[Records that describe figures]
##########

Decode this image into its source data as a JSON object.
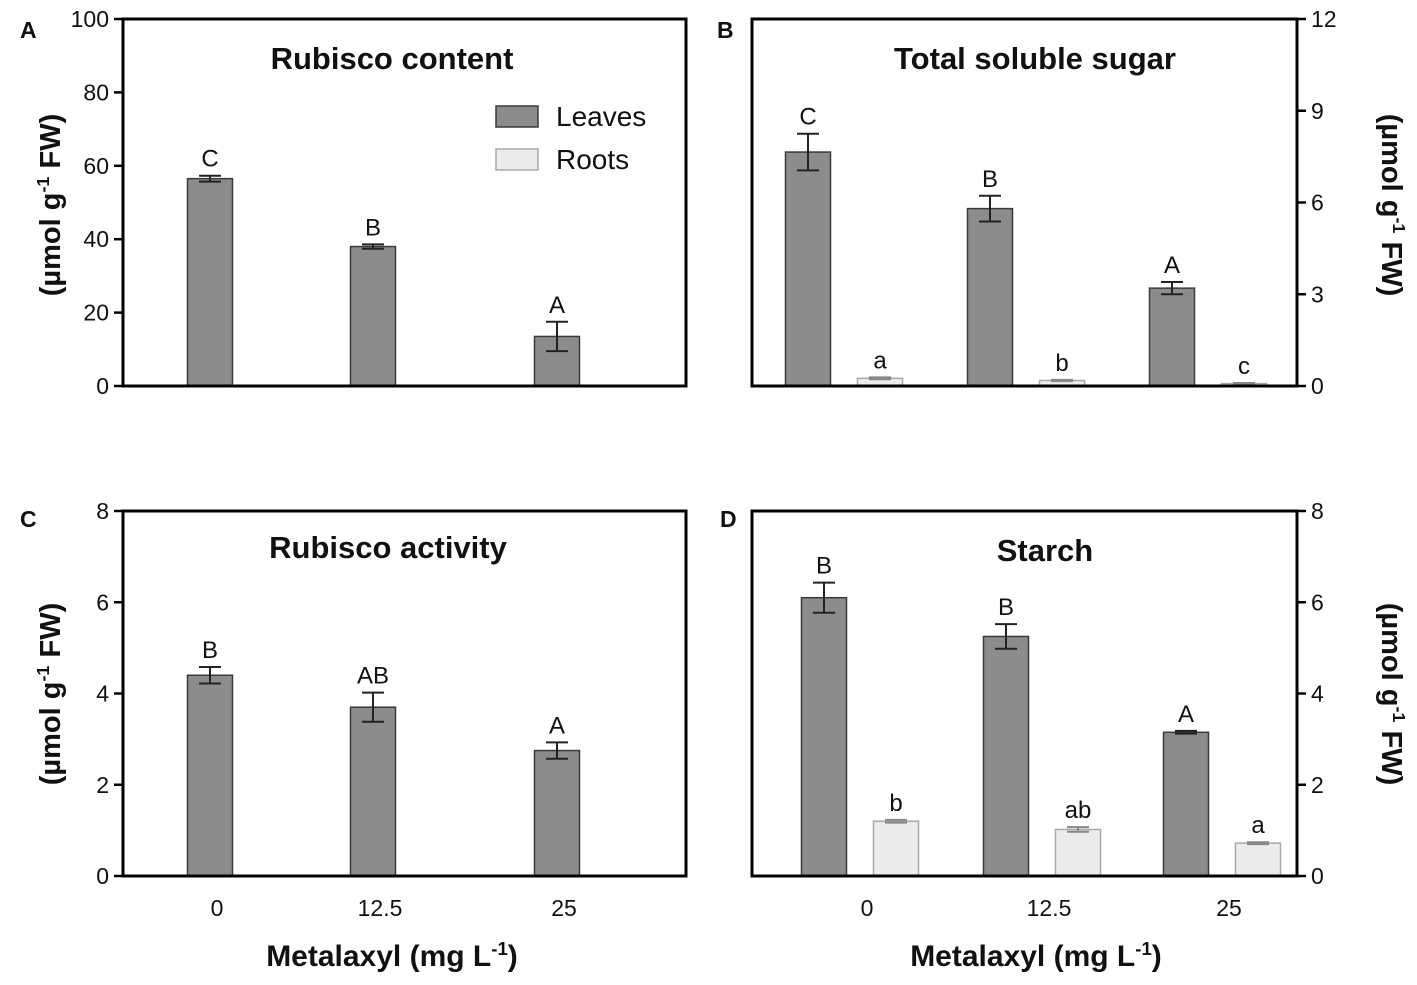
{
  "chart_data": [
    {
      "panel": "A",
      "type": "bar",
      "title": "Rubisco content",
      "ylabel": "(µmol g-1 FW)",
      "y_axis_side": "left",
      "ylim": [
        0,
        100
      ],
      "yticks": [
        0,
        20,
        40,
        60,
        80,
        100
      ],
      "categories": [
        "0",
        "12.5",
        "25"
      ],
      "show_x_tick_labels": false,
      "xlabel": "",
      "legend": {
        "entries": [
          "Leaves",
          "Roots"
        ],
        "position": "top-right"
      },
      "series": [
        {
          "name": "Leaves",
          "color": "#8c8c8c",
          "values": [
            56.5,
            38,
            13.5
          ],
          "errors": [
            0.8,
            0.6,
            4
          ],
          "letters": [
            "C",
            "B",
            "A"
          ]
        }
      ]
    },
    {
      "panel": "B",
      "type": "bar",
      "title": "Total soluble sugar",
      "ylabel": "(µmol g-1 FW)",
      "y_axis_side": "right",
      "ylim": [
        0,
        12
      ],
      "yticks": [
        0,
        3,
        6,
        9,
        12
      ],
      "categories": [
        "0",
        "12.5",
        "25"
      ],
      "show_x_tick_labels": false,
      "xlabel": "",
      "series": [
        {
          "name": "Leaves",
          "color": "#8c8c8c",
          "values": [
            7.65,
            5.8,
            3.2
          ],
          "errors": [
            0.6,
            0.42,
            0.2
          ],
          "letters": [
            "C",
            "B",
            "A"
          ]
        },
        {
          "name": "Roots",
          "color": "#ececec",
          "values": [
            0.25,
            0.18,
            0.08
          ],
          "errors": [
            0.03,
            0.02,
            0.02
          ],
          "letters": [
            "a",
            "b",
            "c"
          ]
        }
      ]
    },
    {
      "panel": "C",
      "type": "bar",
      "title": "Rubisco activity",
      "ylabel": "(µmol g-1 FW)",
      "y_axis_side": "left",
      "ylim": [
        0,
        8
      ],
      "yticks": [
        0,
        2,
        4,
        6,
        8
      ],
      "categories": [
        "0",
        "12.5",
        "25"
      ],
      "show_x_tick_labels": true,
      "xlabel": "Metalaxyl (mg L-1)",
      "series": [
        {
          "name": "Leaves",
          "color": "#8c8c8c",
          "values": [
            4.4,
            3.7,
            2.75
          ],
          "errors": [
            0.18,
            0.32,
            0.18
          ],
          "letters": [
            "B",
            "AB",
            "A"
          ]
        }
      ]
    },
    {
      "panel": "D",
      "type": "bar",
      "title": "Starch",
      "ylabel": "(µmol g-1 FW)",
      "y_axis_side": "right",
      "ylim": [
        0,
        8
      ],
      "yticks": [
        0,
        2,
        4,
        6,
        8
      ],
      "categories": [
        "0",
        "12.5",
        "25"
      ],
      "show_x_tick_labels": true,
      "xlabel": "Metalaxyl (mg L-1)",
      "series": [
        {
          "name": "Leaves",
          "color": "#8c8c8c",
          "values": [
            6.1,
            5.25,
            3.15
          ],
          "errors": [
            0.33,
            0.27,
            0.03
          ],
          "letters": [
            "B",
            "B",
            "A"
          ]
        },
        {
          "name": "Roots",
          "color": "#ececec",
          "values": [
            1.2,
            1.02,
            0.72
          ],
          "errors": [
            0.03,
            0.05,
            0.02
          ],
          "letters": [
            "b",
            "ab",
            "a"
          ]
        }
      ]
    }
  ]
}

##########

WORK INSTRUCTIONS:
Exactly reproduce each record, leaving out any pictures.

IN RESPONSE:
Decode this image into its source data as a JSON object.
{
  "chart_data": [
    {
      "panel": "A",
      "type": "bar",
      "title": "Rubisco content",
      "ylabel": "(µmol g-1 FW)",
      "y_axis_side": "left",
      "ylim": [
        0,
        100
      ],
      "yticks": [
        0,
        20,
        40,
        60,
        80,
        100
      ],
      "categories": [
        "0",
        "12.5",
        "25"
      ],
      "show_x_tick_labels": false,
      "xlabel": "",
      "legend": {
        "entries": [
          "Leaves",
          "Roots"
        ],
        "position": "top-right"
      },
      "series": [
        {
          "name": "Leaves",
          "color": "#8c8c8c",
          "values": [
            56.5,
            38,
            13.5
          ],
          "errors": [
            0.8,
            0.6,
            4
          ],
          "letters": [
            "C",
            "B",
            "A"
          ]
        }
      ]
    },
    {
      "panel": "B",
      "type": "bar",
      "title": "Total soluble sugar",
      "ylabel": "(µmol g-1 FW)",
      "y_axis_side": "right",
      "ylim": [
        0,
        12
      ],
      "yticks": [
        0,
        3,
        6,
        9,
        12
      ],
      "categories": [
        "0",
        "12.5",
        "25"
      ],
      "show_x_tick_labels": false,
      "xlabel": "",
      "series": [
        {
          "name": "Leaves",
          "color": "#8c8c8c",
          "values": [
            7.65,
            5.8,
            3.2
          ],
          "errors": [
            0.6,
            0.42,
            0.2
          ],
          "letters": [
            "C",
            "B",
            "A"
          ]
        },
        {
          "name": "Roots",
          "color": "#ececec",
          "values": [
            0.25,
            0.18,
            0.08
          ],
          "errors": [
            0.03,
            0.02,
            0.02
          ],
          "letters": [
            "a",
            "b",
            "c"
          ]
        }
      ]
    },
    {
      "panel": "C",
      "type": "bar",
      "title": "Rubisco activity",
      "ylabel": "(µmol g-1 FW)",
      "y_axis_side": "left",
      "ylim": [
        0,
        8
      ],
      "yticks": [
        0,
        2,
        4,
        6,
        8
      ],
      "categories": [
        "0",
        "12.5",
        "25"
      ],
      "show_x_tick_labels": true,
      "xlabel": "Metalaxyl (mg L-1)",
      "series": [
        {
          "name": "Leaves",
          "color": "#8c8c8c",
          "values": [
            4.4,
            3.7,
            2.75
          ],
          "errors": [
            0.18,
            0.32,
            0.18
          ],
          "letters": [
            "B",
            "AB",
            "A"
          ]
        }
      ]
    },
    {
      "panel": "D",
      "type": "bar",
      "title": "Starch",
      "ylabel": "(µmol g-1 FW)",
      "y_axis_side": "right",
      "ylim": [
        0,
        8
      ],
      "yticks": [
        0,
        2,
        4,
        6,
        8
      ],
      "categories": [
        "0",
        "12.5",
        "25"
      ],
      "show_x_tick_labels": true,
      "xlabel": "Metalaxyl (mg L-1)",
      "series": [
        {
          "name": "Leaves",
          "color": "#8c8c8c",
          "values": [
            6.1,
            5.25,
            3.15
          ],
          "errors": [
            0.33,
            0.27,
            0.03
          ],
          "letters": [
            "B",
            "B",
            "A"
          ]
        },
        {
          "name": "Roots",
          "color": "#ececec",
          "values": [
            1.2,
            1.02,
            0.72
          ],
          "errors": [
            0.03,
            0.05,
            0.02
          ],
          "letters": [
            "b",
            "ab",
            "a"
          ]
        }
      ]
    }
  ]
}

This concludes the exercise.